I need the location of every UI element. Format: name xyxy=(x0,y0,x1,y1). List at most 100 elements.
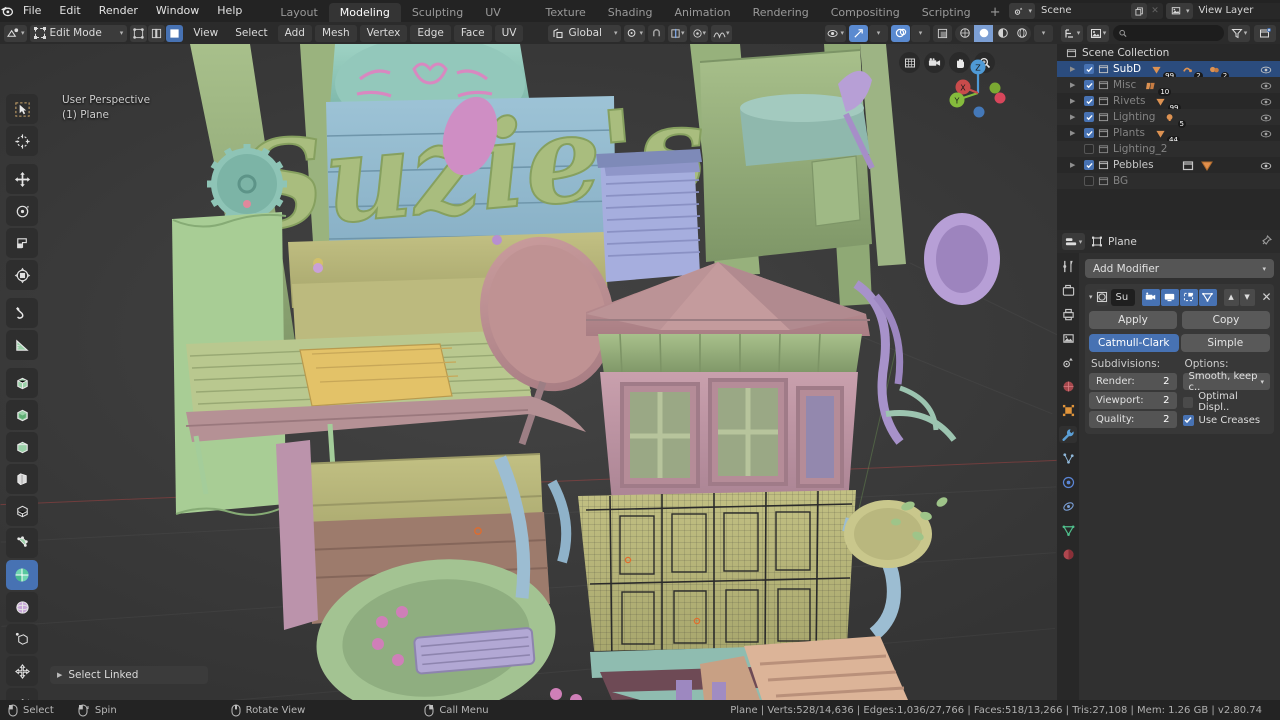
use-creases-checkbox[interactable] xyxy=(1182,414,1194,426)
tab-modifiers[interactable] xyxy=(1059,426,1077,443)
add-workspace-button[interactable]: + xyxy=(982,3,1009,22)
operator-expand-triangle-icon[interactable]: ▶ xyxy=(57,671,62,679)
edge-slide-icon[interactable] xyxy=(6,656,38,686)
viewport-menu-select[interactable]: Select xyxy=(228,25,274,42)
tab-view-layer[interactable] xyxy=(1059,330,1077,347)
view-layer-selector[interactable]: ▾ View Layer ✕ xyxy=(1166,3,1280,19)
tab-sculpting[interactable]: Sculpting xyxy=(401,3,474,22)
tab-uv-editing[interactable]: UV Editing xyxy=(474,3,534,38)
visibility-eye-icon[interactable] xyxy=(1260,156,1272,175)
menu-window[interactable]: Window xyxy=(147,0,208,22)
add-modifier-button[interactable]: Add Modifier ▾ xyxy=(1085,259,1274,278)
knife-icon[interactable] xyxy=(6,528,38,558)
viewport-subdivisions-field[interactable]: Viewport: 2 xyxy=(1089,392,1177,409)
move-icon[interactable] xyxy=(6,164,38,194)
visibility-eye-icon[interactable] xyxy=(1260,124,1272,143)
tab-scripting[interactable]: Scripting xyxy=(911,3,982,22)
viewport-menu-edge[interactable]: Edge xyxy=(410,24,451,42)
properties-editor-type-button[interactable]: ▾ xyxy=(1062,233,1085,250)
wireframe-shading-icon[interactable] xyxy=(955,25,974,42)
outliner-row-bg[interactable]: BG xyxy=(1057,173,1280,189)
menu-render[interactable]: Render xyxy=(90,0,147,22)
show-overlays-icon[interactable] xyxy=(891,24,910,42)
delete-scene-button[interactable]: ✕ xyxy=(1147,3,1164,19)
expand-triangle-icon[interactable]: ▶ xyxy=(1070,113,1080,121)
copy-modifier-button[interactable]: Copy xyxy=(1182,311,1270,329)
pin-icon[interactable] xyxy=(1260,232,1273,251)
viewport-menu-view[interactable]: View xyxy=(186,25,225,42)
menu-file[interactable]: File xyxy=(14,0,50,22)
transform-orientation-selector[interactable]: Global ▾ xyxy=(548,24,622,42)
rotate-icon[interactable] xyxy=(6,196,38,226)
tab-shading[interactable]: Shading xyxy=(597,3,664,22)
blender-logo-icon[interactable] xyxy=(0,0,14,22)
tab-object[interactable] xyxy=(1059,402,1077,419)
outliner-row-lighting-2[interactable]: Lighting_2 xyxy=(1057,141,1280,157)
row-checkbox[interactable] xyxy=(1084,128,1094,138)
outliner-row-plants[interactable]: ▶ Plants 44 xyxy=(1057,124,1280,144)
transform-icon[interactable] xyxy=(6,260,38,290)
outliner-search-box[interactable] xyxy=(1113,25,1224,41)
rendered-shading-icon[interactable] xyxy=(1012,25,1031,42)
tab-physics[interactable] xyxy=(1059,474,1077,491)
toggle-camera-grid-icon[interactable] xyxy=(899,52,920,73)
vertex-select-mode-button[interactable] xyxy=(130,24,148,42)
tab-layout[interactable]: Layout xyxy=(269,3,328,22)
tab-object-constraints[interactable] xyxy=(1059,498,1077,515)
tab-material[interactable] xyxy=(1059,546,1077,563)
tab-world[interactable] xyxy=(1059,378,1077,395)
solid-shading-icon[interactable] xyxy=(974,24,993,42)
outliner-row-pebbles[interactable]: ▶ Pebbles xyxy=(1057,157,1280,173)
tab-scene[interactable] xyxy=(1059,354,1077,371)
tab-texture-paint[interactable]: Texture Paint xyxy=(535,3,597,38)
interaction-mode-selector[interactable]: Edit Mode ▾ xyxy=(29,24,128,42)
smooth-icon[interactable] xyxy=(6,624,38,654)
visibility-selector[interactable]: ▾ xyxy=(825,24,846,42)
add-cube-icon[interactable] xyxy=(6,368,38,398)
expand-triangle-icon[interactable]: ▶ xyxy=(1070,161,1080,169)
expand-triangle-icon[interactable]: ▶ xyxy=(1070,65,1080,73)
row-checkbox[interactable] xyxy=(1084,112,1094,122)
tab-render[interactable] xyxy=(1059,282,1077,299)
menu-edit[interactable]: Edit xyxy=(50,0,89,22)
editor-type-selector[interactable]: ▾ xyxy=(4,24,27,42)
tab-tool[interactable] xyxy=(1059,258,1077,275)
outliner-scene-collection-row[interactable]: Scene Collection xyxy=(1057,44,1280,61)
snap-magnet-icon[interactable] xyxy=(648,24,665,42)
expand-triangle-icon[interactable]: ▶ xyxy=(1070,97,1080,105)
gizmo-chevron-down-icon[interactable]: ▾ xyxy=(869,24,888,42)
optimal-display-checkbox[interactable] xyxy=(1182,396,1194,408)
material-preview-shading-icon[interactable] xyxy=(993,25,1012,42)
3d-viewport[interactable]: Suzie's xyxy=(0,44,1057,700)
algorithm-catmull-clark-button[interactable]: Catmull-Clark xyxy=(1089,334,1179,352)
poly-build-icon[interactable] xyxy=(6,560,38,590)
bevel-icon[interactable] xyxy=(6,464,38,494)
row-checkbox[interactable] xyxy=(1084,96,1094,106)
face-select-mode-button[interactable] xyxy=(166,24,184,42)
render-subdivisions-field[interactable]: Render: 2 xyxy=(1089,373,1177,390)
shrink-fatten-icon[interactable] xyxy=(6,688,38,700)
on-cage-visibility-icon[interactable] xyxy=(1198,288,1217,306)
scale-icon[interactable] xyxy=(6,228,38,258)
falloff-selector[interactable]: ▾ xyxy=(711,24,732,42)
viewport-menu-mesh[interactable]: Mesh xyxy=(314,24,357,42)
apply-modifier-button[interactable]: Apply xyxy=(1089,311,1177,329)
viewport-menu-add[interactable]: Add xyxy=(277,24,312,42)
expand-triangle-icon[interactable]: ▶ xyxy=(1070,129,1080,137)
modifier-name-field[interactable]: Su xyxy=(1110,288,1135,306)
row-checkbox[interactable] xyxy=(1084,80,1094,90)
scene-name[interactable]: Scene xyxy=(1035,3,1132,19)
spin-icon[interactable] xyxy=(6,592,38,622)
render-visibility-icon[interactable] xyxy=(1141,288,1160,306)
expand-triangle-icon[interactable]: ▶ xyxy=(1070,81,1080,89)
modifier-remove-x-icon[interactable]: ✕ xyxy=(1262,290,1272,304)
tab-modeling[interactable]: Modeling xyxy=(328,3,401,22)
overlays-chevron-down-icon[interactable]: ▾ xyxy=(911,24,930,42)
new-scene-button[interactable] xyxy=(1131,3,1148,19)
use-creases-checkbox-row[interactable]: Use Creases xyxy=(1182,412,1271,428)
xray-toggle-icon[interactable] xyxy=(933,24,952,42)
tab-object-data[interactable] xyxy=(1059,522,1077,539)
viewport-menu-uv[interactable]: UV xyxy=(494,24,524,42)
navigation-gizmo[interactable]: X Y Z xyxy=(939,54,1017,132)
tab-rendering[interactable]: Rendering xyxy=(742,3,820,22)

Requirements:
Write out the stretch of the listing from the line containing "use-creases-checkbox[interactable] xyxy=(1182,414,1194,426)" through the line containing "tab-view-layer[interactable] xyxy=(1059,330,1077,347)", both included, copying each line verbatim.

Complete answer:
use-creases-checkbox[interactable] xyxy=(1182,414,1194,426)
tab-modifiers[interactable] xyxy=(1059,426,1077,443)
add-workspace-button[interactable]: + xyxy=(982,3,1009,22)
operator-expand-triangle-icon[interactable]: ▶ xyxy=(57,671,62,679)
edge-slide-icon[interactable] xyxy=(6,656,38,686)
viewport-menu-select[interactable]: Select xyxy=(228,25,274,42)
tab-view-layer[interactable] xyxy=(1059,330,1077,347)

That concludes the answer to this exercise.